__Exercise__
Write out the records that appear below, verbatim and complete, but without pictures.

__Provided entries__
* BEGIN *

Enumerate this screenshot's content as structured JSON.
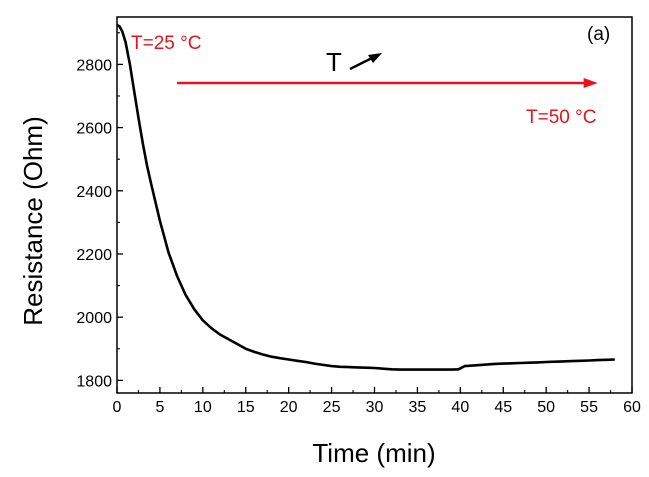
{
  "chart_data": {
    "type": "line",
    "panel_label": "(a)",
    "xlabel": "Time (min)",
    "ylabel": "Resistance (Ohm)",
    "xlim": [
      0,
      60
    ],
    "ylim": [
      1760,
      2950
    ],
    "x_ticks": [
      0,
      5,
      10,
      15,
      20,
      25,
      30,
      35,
      40,
      45,
      50,
      55,
      60
    ],
    "y_ticks": [
      1800,
      2000,
      2200,
      2400,
      2600,
      2800
    ],
    "grid": false,
    "legend": "none",
    "series": [
      {
        "color": "#000000",
        "x": [
          0,
          0.3,
          0.6,
          1,
          1.5,
          2,
          2.5,
          3,
          3.5,
          4,
          5,
          6,
          7,
          8,
          9,
          10,
          11,
          12,
          13,
          14,
          15,
          16,
          17,
          18,
          19,
          20,
          21,
          22,
          23,
          24,
          25,
          26,
          27,
          28,
          29,
          30,
          31,
          32,
          33,
          34,
          35,
          36,
          37,
          38,
          39,
          39.8,
          40.5,
          41,
          42,
          43,
          44,
          45,
          46,
          47,
          48,
          49,
          50,
          51,
          52,
          53,
          54,
          55,
          56,
          57,
          58
        ],
        "y": [
          2925,
          2920,
          2905,
          2870,
          2800,
          2715,
          2630,
          2550,
          2480,
          2420,
          2305,
          2205,
          2130,
          2070,
          2025,
          1990,
          1965,
          1945,
          1930,
          1915,
          1900,
          1890,
          1882,
          1875,
          1870,
          1866,
          1862,
          1858,
          1853,
          1849,
          1845,
          1843,
          1842,
          1841,
          1840,
          1839,
          1837,
          1835,
          1834,
          1834,
          1834,
          1834,
          1834,
          1834,
          1834,
          1835,
          1845,
          1846,
          1848,
          1850,
          1852,
          1853,
          1854,
          1855,
          1856,
          1857,
          1858,
          1859,
          1860,
          1861,
          1862,
          1863,
          1864,
          1865,
          1866
        ]
      }
    ],
    "annotations": {
      "start_label": "T=25 °C",
      "end_label": "T=50 °C",
      "trend_label": "T",
      "arrow_color": "#e8121e",
      "arrow_x": [
        7,
        56
      ]
    }
  }
}
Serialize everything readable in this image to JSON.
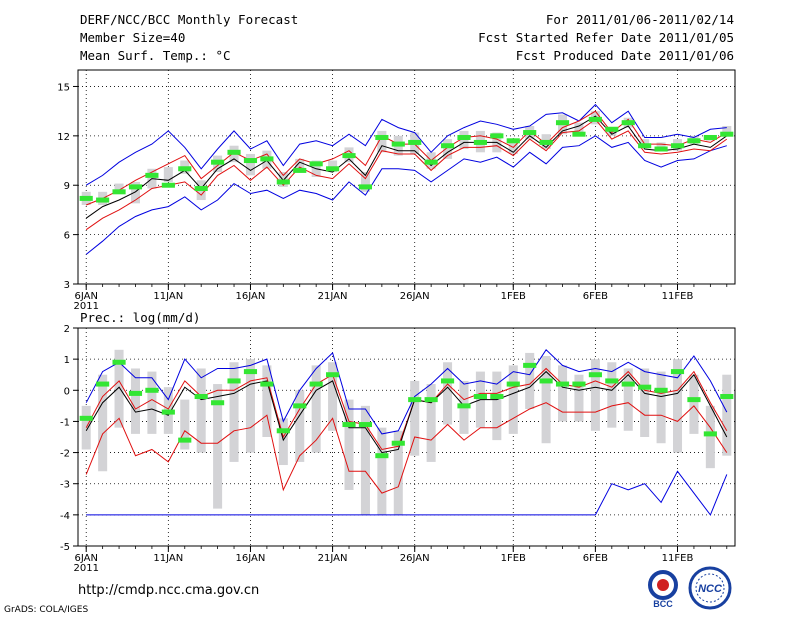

* END *

__Written solution__
Enumerate this screenshot's content as structured JSON.
{
  "chart_data": {
    "type": "line",
    "panel_label": "(a)",
    "xlabel": "Time (min)",
    "ylabel": "Resistance (Ohm)",
    "xlim": [
      0,
      60
    ],
    "ylim": [
      1760,
      2950
    ],
    "x_ticks": [
      0,
      5,
      10,
      15,
      20,
      25,
      30,
      35,
      40,
      45,
      50,
      55,
      60
    ],
    "y_ticks": [
      1800,
      2000,
      2200,
      2400,
      2600,
      2800
    ],
    "grid": false,
    "legend": "none",
    "series": [
      {
        "color": "#000000",
        "x": [
          0,
          0.3,
          0.6,
          1,
          1.5,
          2,
          2.5,
          3,
          3.5,
          4,
          5,
          6,
          7,
          8,
          9,
          10,
          11,
          12,
          13,
          14,
          15,
          16,
          17,
          18,
          19,
          20,
          21,
          22,
          23,
          24,
          25,
          26,
          27,
          28,
          29,
          30,
          31,
          32,
          33,
          34,
          35,
          36,
          37,
          38,
          39,
          39.8,
          40.5,
          41,
          42,
          43,
          44,
          45,
          46,
          47,
          48,
          49,
          50,
          51,
          52,
          53,
          54,
          55,
          56,
          57,
          58
        ],
        "y": [
          2925,
          2920,
          2905,
          2870,
          2800,
          2715,
          2630,
          2550,
          2480,
          2420,
          2305,
          2205,
          2130,
          2070,
          2025,
          1990,
          1965,
          1945,
          1930,
          1915,
          1900,
          1890,
          1882,
          1875,
          1870,
          1866,
          1862,
          1858,
          1853,
          1849,
          1845,
          1843,
          1842,
          1841,
          1840,
          1839,
          1837,
          1835,
          1834,
          1834,
          1834,
          1834,
          1834,
          1834,
          1834,
          1835,
          1845,
          1846,
          1848,
          1850,
          1852,
          1853,
          1854,
          1855,
          1856,
          1857,
          1858,
          1859,
          1860,
          1861,
          1862,
          1863,
          1864,
          1865,
          1866
        ]
      }
    ],
    "annotations": {
      "start_label": "T=25 °C",
      "end_label": "T=50 °C",
      "trend_label": "T",
      "arrow_color": "#e8121e",
      "arrow_x": [
        7,
        56
      ]
    }
  }
}
Serialize everything readable in this image to JSON.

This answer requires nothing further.